GOAL:
Lines containing the word "title" are to be located and copied.

LISTING:
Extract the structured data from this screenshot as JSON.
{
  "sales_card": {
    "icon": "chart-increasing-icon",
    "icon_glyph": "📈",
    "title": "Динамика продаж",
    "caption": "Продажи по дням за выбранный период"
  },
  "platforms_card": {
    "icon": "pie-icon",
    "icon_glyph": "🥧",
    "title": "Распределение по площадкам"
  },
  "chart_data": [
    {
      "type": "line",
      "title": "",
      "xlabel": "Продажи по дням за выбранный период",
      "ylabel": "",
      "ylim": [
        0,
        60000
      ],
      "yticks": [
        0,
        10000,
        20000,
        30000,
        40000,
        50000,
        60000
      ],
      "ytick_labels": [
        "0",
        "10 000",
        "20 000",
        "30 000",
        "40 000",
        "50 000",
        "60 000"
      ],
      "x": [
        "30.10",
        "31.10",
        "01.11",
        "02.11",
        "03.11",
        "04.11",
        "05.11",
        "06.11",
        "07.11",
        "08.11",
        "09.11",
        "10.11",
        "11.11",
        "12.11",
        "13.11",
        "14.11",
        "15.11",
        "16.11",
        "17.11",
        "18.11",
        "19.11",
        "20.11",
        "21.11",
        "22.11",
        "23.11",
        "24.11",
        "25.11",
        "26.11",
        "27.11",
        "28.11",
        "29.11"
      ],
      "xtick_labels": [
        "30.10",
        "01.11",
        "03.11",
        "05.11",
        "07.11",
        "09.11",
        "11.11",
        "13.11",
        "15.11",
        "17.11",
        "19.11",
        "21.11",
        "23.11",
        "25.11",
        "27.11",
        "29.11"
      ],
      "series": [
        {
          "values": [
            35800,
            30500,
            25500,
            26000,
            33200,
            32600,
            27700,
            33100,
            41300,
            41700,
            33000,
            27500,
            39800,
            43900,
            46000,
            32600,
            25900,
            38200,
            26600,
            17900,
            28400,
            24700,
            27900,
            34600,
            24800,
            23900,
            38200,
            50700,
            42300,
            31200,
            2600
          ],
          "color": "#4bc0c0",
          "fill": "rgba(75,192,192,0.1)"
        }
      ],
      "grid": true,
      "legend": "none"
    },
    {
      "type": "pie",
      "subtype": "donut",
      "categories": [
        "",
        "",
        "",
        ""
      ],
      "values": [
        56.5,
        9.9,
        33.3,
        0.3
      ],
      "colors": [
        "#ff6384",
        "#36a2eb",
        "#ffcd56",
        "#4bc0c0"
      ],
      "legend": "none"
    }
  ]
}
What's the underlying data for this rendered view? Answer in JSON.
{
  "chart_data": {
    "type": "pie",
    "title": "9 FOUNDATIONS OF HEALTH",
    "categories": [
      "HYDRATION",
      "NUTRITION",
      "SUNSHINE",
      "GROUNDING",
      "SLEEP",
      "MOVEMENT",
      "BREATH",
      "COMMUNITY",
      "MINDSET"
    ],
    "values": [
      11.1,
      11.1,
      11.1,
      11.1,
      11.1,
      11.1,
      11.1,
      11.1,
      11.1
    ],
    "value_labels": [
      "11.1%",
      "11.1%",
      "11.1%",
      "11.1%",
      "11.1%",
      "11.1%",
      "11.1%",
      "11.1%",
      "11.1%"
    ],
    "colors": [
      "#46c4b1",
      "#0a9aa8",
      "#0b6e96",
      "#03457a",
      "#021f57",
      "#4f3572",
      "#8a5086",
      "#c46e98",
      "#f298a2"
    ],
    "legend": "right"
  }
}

--

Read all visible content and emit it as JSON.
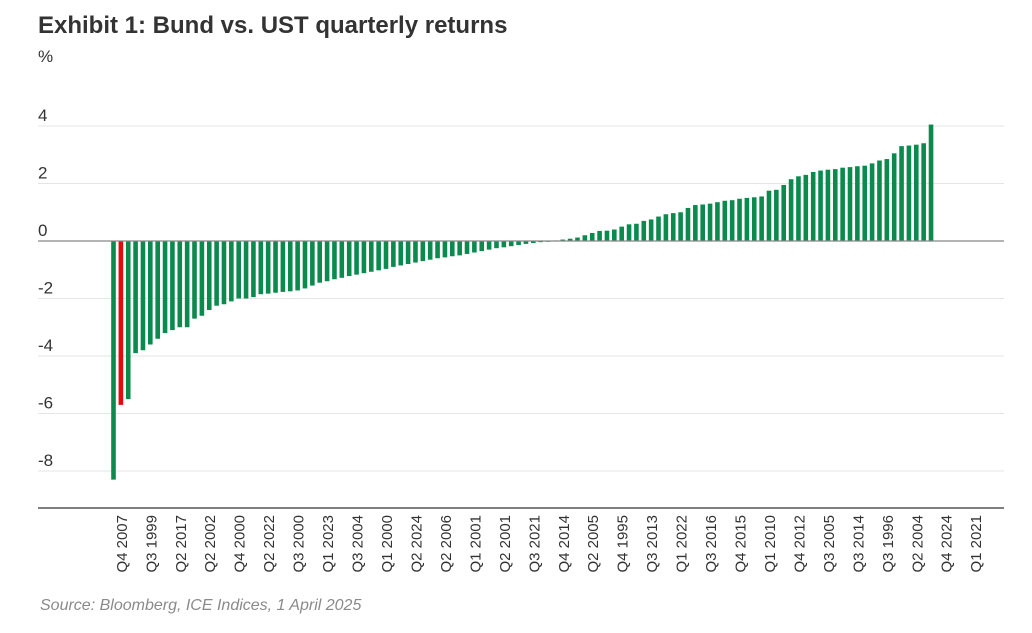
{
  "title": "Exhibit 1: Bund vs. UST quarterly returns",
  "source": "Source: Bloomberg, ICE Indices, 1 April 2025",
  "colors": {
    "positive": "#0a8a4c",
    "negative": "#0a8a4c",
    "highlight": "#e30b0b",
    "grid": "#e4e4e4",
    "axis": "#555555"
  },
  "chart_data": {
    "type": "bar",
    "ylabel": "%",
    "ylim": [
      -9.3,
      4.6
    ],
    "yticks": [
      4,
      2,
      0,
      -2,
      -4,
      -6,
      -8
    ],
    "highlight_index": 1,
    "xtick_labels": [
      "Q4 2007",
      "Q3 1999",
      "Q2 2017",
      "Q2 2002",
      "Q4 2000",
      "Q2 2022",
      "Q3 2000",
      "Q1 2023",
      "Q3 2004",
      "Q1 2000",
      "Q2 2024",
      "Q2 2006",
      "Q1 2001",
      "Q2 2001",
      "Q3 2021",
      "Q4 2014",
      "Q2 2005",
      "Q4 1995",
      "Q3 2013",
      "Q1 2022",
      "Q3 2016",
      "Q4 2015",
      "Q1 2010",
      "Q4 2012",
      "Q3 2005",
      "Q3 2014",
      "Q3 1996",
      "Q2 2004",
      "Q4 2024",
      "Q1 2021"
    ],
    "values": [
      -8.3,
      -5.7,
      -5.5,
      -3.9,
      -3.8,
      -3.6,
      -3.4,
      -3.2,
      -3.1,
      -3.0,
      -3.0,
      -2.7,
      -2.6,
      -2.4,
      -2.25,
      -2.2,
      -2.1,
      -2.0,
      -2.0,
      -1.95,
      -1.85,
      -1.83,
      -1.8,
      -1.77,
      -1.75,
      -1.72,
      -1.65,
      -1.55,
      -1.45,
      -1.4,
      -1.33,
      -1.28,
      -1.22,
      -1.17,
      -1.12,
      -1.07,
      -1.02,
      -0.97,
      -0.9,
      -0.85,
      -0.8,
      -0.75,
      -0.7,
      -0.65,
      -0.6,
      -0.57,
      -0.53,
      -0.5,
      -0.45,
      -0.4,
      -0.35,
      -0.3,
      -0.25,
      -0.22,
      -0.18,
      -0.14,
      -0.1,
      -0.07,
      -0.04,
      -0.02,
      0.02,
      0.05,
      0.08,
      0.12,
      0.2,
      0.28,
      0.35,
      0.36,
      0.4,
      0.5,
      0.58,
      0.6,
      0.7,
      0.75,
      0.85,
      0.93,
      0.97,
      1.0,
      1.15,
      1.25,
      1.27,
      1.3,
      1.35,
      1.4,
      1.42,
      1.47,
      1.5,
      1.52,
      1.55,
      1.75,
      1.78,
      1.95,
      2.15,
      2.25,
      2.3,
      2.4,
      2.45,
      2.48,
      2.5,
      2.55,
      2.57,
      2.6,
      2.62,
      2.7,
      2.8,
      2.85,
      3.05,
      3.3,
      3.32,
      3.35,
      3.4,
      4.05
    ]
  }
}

EXERCISE SOLUTION:
    "title": "Динамика продаж",
    "title": "Распределение по площадкам"
      "title": "",
    "title": "9 FOUNDATIONS OF HEALTH",
  "title": "Exhibit 1: Bund vs. UST quarterly returns",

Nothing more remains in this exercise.